[Exercise brief] Repeat every line below exactly as it reads.

— BEGIN Provided data —

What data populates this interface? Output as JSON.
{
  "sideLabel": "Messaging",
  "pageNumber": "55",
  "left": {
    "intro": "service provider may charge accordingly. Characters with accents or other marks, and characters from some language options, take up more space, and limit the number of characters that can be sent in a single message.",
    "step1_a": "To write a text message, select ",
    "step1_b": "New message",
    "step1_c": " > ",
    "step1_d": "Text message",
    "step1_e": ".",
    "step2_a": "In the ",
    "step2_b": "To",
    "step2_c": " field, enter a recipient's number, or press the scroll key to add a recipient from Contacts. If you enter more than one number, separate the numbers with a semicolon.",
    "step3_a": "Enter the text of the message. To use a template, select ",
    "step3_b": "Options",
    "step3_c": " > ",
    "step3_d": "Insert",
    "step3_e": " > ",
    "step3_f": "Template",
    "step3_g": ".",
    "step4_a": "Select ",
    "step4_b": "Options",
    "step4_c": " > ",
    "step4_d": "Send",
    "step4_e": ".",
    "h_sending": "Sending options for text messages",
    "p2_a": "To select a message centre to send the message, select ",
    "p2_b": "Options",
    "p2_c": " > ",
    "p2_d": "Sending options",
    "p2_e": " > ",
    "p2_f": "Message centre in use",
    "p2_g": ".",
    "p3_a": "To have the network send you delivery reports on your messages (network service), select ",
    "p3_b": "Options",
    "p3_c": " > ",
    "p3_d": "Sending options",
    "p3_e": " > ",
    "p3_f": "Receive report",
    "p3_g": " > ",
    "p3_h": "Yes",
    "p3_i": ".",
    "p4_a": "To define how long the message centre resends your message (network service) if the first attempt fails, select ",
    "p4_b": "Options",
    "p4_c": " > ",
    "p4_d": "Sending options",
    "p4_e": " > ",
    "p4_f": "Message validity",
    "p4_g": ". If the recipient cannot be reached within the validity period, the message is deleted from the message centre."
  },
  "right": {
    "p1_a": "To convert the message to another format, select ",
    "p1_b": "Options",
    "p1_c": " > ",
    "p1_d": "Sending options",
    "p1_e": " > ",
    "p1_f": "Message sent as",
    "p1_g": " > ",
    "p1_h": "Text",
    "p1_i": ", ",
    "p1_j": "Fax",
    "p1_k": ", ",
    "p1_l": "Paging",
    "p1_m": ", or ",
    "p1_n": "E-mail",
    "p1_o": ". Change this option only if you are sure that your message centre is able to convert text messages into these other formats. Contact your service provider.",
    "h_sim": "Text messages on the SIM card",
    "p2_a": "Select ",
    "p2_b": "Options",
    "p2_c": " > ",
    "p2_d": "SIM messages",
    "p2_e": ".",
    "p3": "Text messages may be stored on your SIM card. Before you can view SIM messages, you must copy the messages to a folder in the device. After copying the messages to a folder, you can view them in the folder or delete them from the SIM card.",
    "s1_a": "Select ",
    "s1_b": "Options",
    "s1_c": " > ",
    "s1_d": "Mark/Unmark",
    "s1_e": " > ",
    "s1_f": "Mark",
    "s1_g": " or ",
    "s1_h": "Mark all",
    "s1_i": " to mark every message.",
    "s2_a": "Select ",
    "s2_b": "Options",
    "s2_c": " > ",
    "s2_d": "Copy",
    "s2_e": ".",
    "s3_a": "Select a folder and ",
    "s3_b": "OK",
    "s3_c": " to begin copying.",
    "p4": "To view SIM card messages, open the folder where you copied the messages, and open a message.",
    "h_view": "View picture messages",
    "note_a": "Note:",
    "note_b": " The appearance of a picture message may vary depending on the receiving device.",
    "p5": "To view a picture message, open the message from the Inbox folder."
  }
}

— END Provided data —

[Result for this exercise]
What data populates this interface? Output as JSON.
{
  "sideLabel": "Messaging",
  "pageNumber": "55",
  "left": {
    "intro": "service provider may charge accordingly. Characters with accents or other marks, and characters from some language options, take up more space, and limit the number of characters that can be sent in a single message.",
    "step1_a": "To write a text message, select ",
    "step1_b": "New message",
    "step1_c": " > ",
    "step1_d": "Text message",
    "step1_e": ".",
    "step2_a": "In the ",
    "step2_b": "To",
    "step2_c": " field, enter a recipient's number, or press the scroll key to add a recipient from Contacts. If you enter more than one number, separate the numbers with a semicolon.",
    "step3_a": "Enter the text of the message. To use a template, select ",
    "step3_b": "Options",
    "step3_c": " > ",
    "step3_d": "Insert",
    "step3_e": " > ",
    "step3_f": "Template",
    "step3_g": ".",
    "step4_a": "Select ",
    "step4_b": "Options",
    "step4_c": " > ",
    "step4_d": "Send",
    "step4_e": ".",
    "h_sending": "Sending options for text messages",
    "p2_a": "To select a message centre to send the message, select ",
    "p2_b": "Options",
    "p2_c": " > ",
    "p2_d": "Sending options",
    "p2_e": " > ",
    "p2_f": "Message centre in use",
    "p2_g": ".",
    "p3_a": "To have the network send you delivery reports on your messages (network service), select ",
    "p3_b": "Options",
    "p3_c": " > ",
    "p3_d": "Sending options",
    "p3_e": " > ",
    "p3_f": "Receive report",
    "p3_g": " > ",
    "p3_h": "Yes",
    "p3_i": ".",
    "p4_a": "To define how long the message centre resends your message (network service) if the first attempt fails, select ",
    "p4_b": "Options",
    "p4_c": " > ",
    "p4_d": "Sending options",
    "p4_e": " > ",
    "p4_f": "Message validity",
    "p4_g": ". If the recipient cannot be reached within the validity period, the message is deleted from the message centre."
  },
  "right": {
    "p1_a": "To convert the message to another format, select ",
    "p1_b": "Options",
    "p1_c": " > ",
    "p1_d": "Sending options",
    "p1_e": " > ",
    "p1_f": "Message sent as",
    "p1_g": " > ",
    "p1_h": "Text",
    "p1_i": ", ",
    "p1_j": "Fax",
    "p1_k": ", ",
    "p1_l": "Paging",
    "p1_m": ", or ",
    "p1_n": "E-mail",
    "p1_o": ". Change this option only if you are sure that your message centre is able to convert text messages into these other formats. Contact your service provider.",
    "h_sim": "Text messages on the SIM card",
    "p2_a": "Select ",
    "p2_b": "Options",
    "p2_c": " > ",
    "p2_d": "SIM messages",
    "p2_e": ".",
    "p3": "Text messages may be stored on your SIM card. Before you can view SIM messages, you must copy the messages to a folder in the device. After copying the messages to a folder, you can view them in the folder or delete them from the SIM card.",
    "s1_a": "Select ",
    "s1_b": "Options",
    "s1_c": " > ",
    "s1_d": "Mark/Unmark",
    "s1_e": " > ",
    "s1_f": "Mark",
    "s1_g": " or ",
    "s1_h": "Mark all",
    "s1_i": " to mark every message.",
    "s2_a": "Select ",
    "s2_b": "Options",
    "s2_c": " > ",
    "s2_d": "Copy",
    "s2_e": ".",
    "s3_a": "Select a folder and ",
    "s3_b": "OK",
    "s3_c": " to begin copying.",
    "p4": "To view SIM card messages, open the folder where you copied the messages, and open a message.",
    "h_view": "View picture messages",
    "note_a": "Note:",
    "note_b": " The appearance of a picture message may vary depending on the receiving device.",
    "p5": "To view a picture message, open the message from the Inbox folder."
  }
}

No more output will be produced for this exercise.